ENTRIES SUPPLIED
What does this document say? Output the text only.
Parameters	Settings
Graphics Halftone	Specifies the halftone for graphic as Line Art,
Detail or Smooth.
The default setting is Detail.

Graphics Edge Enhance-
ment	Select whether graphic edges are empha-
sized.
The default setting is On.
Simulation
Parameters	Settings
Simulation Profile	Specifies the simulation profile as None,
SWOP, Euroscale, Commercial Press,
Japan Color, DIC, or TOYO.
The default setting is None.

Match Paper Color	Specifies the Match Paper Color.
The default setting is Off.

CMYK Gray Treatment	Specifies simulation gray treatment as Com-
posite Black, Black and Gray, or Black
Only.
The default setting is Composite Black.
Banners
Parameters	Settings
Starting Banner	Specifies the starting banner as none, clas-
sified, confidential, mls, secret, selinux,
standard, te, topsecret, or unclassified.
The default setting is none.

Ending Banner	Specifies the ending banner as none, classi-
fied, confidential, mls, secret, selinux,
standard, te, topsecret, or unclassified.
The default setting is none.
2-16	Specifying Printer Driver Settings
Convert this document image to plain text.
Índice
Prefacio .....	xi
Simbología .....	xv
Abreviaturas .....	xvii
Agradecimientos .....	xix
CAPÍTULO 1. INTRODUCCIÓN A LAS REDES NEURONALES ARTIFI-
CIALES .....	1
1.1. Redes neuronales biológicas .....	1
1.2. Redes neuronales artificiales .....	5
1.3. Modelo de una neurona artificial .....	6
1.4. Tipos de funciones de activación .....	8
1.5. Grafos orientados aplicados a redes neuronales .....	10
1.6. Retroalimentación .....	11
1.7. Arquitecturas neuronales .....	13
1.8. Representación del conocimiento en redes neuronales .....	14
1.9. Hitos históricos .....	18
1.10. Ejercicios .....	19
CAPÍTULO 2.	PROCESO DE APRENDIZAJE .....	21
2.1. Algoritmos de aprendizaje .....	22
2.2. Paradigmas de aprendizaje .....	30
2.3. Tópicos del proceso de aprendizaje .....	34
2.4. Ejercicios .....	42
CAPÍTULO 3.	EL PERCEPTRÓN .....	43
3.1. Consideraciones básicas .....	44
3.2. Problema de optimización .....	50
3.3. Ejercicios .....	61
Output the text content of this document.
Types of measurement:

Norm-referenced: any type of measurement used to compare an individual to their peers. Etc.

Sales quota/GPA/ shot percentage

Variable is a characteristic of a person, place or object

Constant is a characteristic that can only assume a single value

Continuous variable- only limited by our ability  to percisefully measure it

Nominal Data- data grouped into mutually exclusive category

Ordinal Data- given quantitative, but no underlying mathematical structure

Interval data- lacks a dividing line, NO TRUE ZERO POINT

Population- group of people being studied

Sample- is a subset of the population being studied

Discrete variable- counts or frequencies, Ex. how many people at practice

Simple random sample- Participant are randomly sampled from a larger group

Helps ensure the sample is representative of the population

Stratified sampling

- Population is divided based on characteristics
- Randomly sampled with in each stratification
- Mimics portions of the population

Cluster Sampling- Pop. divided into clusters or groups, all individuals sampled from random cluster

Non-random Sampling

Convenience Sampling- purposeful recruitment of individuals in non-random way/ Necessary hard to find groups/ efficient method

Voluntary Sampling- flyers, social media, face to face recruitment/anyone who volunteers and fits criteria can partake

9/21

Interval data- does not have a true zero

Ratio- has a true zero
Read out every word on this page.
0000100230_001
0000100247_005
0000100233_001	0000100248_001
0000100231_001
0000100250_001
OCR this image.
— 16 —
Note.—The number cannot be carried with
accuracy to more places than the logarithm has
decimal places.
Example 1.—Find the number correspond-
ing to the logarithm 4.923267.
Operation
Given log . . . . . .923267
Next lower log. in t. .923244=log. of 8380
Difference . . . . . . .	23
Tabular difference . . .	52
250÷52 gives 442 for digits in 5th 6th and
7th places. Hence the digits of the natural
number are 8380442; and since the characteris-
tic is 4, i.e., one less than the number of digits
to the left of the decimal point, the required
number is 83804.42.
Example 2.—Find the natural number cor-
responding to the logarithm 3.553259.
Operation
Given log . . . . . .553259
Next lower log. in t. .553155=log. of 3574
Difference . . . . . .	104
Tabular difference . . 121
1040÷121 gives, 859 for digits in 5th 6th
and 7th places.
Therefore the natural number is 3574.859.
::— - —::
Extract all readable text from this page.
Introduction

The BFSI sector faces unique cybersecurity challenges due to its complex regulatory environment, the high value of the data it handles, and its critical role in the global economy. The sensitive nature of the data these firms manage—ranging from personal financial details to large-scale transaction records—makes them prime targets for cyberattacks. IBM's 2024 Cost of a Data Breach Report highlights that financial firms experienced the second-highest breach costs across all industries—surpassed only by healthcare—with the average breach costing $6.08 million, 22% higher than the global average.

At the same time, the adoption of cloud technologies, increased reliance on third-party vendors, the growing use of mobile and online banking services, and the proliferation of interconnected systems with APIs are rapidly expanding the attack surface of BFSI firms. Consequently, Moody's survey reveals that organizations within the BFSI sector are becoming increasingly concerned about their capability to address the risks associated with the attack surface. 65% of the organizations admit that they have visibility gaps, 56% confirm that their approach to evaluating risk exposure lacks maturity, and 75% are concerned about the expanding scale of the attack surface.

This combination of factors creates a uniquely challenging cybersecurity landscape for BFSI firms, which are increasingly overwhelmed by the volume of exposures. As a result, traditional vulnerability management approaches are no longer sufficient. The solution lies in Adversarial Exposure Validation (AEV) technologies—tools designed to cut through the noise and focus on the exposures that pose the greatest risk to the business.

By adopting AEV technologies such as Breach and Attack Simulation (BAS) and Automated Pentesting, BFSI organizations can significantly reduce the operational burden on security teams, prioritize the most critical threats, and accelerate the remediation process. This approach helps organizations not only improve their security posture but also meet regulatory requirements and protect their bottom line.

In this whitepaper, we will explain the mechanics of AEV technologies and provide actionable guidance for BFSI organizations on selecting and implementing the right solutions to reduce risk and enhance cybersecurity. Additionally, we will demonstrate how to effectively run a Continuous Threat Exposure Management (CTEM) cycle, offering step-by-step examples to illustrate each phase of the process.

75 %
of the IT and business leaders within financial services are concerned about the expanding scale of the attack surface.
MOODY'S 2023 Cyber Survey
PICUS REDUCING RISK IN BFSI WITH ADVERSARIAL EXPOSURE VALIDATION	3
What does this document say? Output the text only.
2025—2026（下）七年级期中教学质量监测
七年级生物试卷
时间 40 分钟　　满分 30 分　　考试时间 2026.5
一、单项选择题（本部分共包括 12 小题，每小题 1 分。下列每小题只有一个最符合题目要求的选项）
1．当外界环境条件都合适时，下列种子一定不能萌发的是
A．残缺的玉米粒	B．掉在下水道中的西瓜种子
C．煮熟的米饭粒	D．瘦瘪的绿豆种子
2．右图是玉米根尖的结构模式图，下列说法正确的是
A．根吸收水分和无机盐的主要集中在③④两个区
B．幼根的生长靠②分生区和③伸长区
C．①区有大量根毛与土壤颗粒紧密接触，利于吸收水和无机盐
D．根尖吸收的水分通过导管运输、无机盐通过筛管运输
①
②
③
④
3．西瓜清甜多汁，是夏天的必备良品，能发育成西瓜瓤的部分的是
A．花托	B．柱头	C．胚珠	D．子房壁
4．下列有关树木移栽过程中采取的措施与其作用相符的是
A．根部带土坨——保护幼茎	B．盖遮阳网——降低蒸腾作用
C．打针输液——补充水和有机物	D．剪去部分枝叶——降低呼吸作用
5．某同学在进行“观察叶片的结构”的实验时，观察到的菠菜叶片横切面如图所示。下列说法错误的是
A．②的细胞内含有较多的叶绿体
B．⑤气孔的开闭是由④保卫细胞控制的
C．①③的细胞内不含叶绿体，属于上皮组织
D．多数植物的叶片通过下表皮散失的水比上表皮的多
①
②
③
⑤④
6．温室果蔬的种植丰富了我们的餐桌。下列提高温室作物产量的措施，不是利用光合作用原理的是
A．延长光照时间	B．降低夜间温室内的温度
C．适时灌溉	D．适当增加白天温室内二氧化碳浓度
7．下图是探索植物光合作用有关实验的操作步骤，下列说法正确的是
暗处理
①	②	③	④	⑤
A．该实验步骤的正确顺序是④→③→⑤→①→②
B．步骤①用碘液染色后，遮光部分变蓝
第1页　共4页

SHORT EXERCISE
Go over the data above and copy every line that has the word "individuals" in it.

PROBLEM SOLUTION
Cluster Sampling- Pop. divided into clusters or groups, all individuals sampled from random cluster
Convenience Sampling- purposeful recruitment of individuals in non-random way/ Necessary hard to find groups/ efficient method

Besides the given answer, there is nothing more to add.